== WHAT YOU NEED TO DO ==
Give only the number of lines that hold the word "detached".

== Entries with figure data ==
+++

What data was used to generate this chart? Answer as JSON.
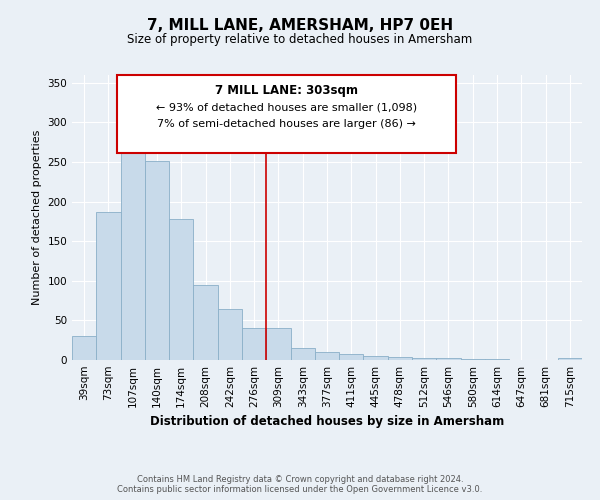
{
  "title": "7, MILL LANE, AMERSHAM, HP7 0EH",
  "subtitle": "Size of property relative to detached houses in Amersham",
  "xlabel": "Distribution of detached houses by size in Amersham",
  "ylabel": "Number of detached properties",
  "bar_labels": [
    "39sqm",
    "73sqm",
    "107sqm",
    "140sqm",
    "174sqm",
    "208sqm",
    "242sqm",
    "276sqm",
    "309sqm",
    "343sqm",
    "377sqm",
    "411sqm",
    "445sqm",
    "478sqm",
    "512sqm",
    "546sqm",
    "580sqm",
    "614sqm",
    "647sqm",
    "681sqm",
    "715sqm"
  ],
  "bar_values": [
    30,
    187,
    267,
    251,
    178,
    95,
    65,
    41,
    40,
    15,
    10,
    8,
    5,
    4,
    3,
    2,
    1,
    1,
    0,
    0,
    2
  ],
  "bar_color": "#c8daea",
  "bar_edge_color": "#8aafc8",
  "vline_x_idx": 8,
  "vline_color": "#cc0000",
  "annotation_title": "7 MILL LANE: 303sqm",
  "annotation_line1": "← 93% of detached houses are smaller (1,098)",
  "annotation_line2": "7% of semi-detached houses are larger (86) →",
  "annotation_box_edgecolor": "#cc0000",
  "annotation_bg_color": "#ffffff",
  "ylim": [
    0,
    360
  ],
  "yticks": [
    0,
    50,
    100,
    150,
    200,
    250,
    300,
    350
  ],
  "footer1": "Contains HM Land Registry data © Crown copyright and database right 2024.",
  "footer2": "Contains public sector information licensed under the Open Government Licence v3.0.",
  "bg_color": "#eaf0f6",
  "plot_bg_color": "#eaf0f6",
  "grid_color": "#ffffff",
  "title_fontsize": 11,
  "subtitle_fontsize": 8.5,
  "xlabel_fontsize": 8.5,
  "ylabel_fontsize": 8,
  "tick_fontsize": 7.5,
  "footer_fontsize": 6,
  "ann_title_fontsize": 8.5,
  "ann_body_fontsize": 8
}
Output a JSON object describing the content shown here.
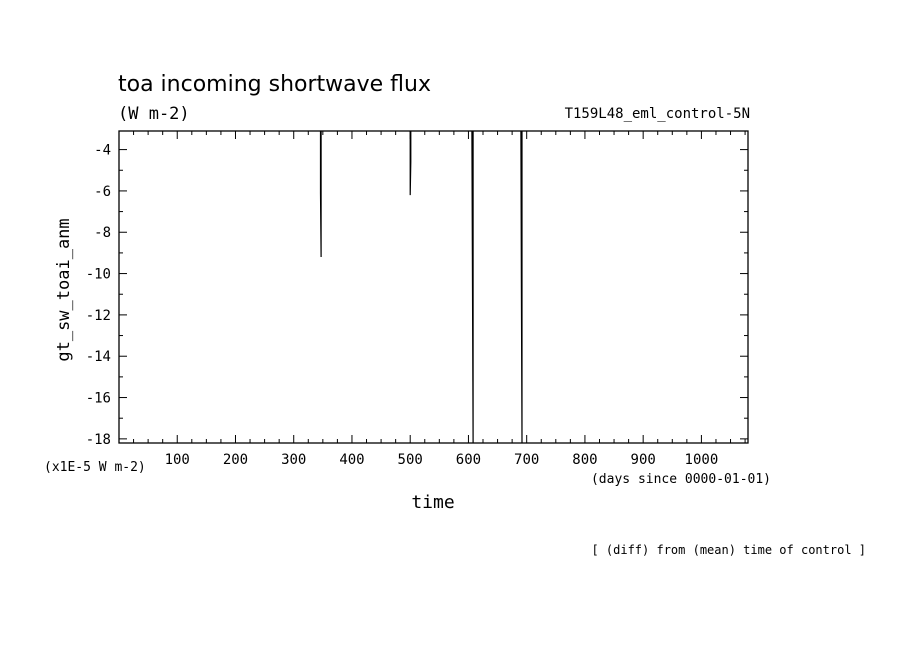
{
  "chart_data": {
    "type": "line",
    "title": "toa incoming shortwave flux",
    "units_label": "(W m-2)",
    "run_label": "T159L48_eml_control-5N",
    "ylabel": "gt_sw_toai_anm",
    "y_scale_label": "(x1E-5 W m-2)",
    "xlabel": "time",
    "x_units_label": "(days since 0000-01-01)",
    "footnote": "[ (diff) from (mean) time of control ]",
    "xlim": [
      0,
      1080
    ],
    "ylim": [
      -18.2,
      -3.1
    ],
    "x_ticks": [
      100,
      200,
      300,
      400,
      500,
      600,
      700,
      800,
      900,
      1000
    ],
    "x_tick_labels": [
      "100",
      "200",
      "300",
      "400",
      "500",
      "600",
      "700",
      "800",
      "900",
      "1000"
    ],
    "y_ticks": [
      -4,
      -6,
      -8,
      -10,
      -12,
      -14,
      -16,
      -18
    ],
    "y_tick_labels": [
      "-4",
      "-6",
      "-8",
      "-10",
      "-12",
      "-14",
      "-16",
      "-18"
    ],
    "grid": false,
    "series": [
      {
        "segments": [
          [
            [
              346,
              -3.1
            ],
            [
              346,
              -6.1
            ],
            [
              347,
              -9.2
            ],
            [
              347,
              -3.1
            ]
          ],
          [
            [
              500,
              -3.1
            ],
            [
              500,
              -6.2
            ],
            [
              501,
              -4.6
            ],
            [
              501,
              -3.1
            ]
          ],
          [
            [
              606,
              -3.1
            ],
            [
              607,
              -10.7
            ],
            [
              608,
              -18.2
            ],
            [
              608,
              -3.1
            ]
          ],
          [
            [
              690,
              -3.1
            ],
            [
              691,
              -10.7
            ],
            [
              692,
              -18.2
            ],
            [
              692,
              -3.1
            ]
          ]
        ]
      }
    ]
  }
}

+++

== RESULT BELOW ==
5